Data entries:
******************************
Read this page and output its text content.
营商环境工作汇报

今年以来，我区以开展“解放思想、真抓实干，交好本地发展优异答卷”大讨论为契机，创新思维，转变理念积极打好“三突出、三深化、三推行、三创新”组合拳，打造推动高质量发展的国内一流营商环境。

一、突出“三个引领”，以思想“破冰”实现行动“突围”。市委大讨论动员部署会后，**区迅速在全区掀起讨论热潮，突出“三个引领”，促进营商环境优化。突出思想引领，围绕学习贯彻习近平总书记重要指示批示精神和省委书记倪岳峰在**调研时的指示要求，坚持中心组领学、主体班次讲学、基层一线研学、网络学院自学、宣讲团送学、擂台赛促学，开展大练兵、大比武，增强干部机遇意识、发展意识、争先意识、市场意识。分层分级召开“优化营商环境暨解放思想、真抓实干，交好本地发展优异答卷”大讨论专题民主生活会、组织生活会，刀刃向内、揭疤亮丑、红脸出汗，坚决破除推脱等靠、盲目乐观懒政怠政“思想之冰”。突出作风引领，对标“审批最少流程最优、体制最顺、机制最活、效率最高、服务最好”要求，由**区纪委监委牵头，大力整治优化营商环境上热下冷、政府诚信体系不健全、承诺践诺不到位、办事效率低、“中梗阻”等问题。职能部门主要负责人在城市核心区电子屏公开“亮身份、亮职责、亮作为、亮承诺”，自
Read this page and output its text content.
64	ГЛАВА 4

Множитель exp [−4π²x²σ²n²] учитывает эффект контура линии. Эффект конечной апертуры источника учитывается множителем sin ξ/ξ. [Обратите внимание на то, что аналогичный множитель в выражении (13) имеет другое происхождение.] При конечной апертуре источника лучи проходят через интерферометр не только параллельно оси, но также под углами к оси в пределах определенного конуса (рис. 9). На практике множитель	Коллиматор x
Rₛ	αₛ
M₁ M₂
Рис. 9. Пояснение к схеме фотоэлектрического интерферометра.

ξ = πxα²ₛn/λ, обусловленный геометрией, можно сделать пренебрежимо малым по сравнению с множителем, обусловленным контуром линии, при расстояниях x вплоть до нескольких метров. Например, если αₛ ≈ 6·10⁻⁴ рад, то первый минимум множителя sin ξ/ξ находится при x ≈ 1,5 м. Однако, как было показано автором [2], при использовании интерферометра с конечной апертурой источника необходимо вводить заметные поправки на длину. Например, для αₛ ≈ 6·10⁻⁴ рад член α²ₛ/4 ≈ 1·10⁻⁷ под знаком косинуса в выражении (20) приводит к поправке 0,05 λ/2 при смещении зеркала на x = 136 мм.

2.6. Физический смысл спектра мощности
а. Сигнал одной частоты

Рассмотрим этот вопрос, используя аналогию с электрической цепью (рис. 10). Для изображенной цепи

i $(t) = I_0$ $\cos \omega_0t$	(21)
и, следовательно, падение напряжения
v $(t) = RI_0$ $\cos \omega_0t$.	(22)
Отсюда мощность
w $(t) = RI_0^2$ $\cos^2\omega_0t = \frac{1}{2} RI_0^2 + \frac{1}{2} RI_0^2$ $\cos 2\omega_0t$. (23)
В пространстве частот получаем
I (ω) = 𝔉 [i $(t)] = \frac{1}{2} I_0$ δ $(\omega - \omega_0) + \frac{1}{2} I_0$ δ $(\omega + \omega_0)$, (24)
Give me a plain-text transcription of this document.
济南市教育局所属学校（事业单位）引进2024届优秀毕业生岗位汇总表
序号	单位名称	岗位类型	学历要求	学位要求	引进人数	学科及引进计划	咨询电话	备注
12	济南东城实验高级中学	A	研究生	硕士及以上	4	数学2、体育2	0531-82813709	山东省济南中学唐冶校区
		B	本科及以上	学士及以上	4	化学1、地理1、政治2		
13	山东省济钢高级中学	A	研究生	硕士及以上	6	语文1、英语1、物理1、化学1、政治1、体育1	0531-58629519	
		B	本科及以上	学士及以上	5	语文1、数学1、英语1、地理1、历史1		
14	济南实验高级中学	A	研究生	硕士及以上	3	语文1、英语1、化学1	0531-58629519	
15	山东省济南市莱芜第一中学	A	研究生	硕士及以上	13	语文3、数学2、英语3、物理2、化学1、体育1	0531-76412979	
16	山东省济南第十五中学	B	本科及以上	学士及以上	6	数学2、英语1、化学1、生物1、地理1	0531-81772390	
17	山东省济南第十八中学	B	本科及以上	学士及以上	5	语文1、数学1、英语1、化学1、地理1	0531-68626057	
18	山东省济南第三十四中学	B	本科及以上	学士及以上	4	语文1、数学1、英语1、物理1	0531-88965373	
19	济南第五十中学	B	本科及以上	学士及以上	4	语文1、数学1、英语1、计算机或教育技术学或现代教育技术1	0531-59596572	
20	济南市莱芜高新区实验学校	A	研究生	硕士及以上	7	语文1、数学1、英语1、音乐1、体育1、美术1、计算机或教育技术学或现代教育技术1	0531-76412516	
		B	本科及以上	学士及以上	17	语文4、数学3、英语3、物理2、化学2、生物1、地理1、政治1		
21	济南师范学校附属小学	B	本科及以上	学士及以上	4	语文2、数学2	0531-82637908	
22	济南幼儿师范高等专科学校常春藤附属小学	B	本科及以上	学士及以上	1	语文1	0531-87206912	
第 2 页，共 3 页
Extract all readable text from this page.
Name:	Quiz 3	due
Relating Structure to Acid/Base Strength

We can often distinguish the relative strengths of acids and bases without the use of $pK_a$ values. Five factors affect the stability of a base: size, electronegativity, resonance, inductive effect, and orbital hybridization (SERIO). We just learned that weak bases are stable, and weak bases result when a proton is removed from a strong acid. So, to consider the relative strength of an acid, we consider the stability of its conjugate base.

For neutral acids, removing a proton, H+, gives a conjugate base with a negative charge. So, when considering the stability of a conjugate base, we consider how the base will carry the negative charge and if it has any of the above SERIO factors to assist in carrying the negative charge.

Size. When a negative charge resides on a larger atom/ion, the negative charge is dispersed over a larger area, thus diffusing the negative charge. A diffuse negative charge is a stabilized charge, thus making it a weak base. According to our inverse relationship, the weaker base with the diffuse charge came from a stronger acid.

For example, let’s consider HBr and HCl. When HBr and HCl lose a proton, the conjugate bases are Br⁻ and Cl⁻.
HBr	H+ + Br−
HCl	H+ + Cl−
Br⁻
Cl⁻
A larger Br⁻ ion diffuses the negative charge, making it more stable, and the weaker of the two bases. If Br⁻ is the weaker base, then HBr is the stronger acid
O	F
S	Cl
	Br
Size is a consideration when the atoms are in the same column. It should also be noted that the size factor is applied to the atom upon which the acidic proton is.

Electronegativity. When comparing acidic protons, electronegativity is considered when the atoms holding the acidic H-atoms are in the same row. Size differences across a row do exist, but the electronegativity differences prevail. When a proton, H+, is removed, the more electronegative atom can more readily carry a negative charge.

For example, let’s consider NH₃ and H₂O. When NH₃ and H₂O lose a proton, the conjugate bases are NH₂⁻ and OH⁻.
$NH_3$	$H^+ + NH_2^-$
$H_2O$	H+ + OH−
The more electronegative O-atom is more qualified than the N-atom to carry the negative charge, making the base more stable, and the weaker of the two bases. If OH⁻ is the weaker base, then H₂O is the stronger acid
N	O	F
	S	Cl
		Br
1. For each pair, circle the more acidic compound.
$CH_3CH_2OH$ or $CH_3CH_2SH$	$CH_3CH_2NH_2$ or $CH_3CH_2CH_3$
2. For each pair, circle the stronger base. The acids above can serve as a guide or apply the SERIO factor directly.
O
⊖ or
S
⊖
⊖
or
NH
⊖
******************************
**WHAT IS BEING ASKED:**
Return every line holding the word "each" from the records.

**WRITTEN RESPONSE:**
1. For each pair, circle the more acidic compound.
2. For each pair, circle the stronger base. The acids above can serve as a guide or apply the SERIO factor directly.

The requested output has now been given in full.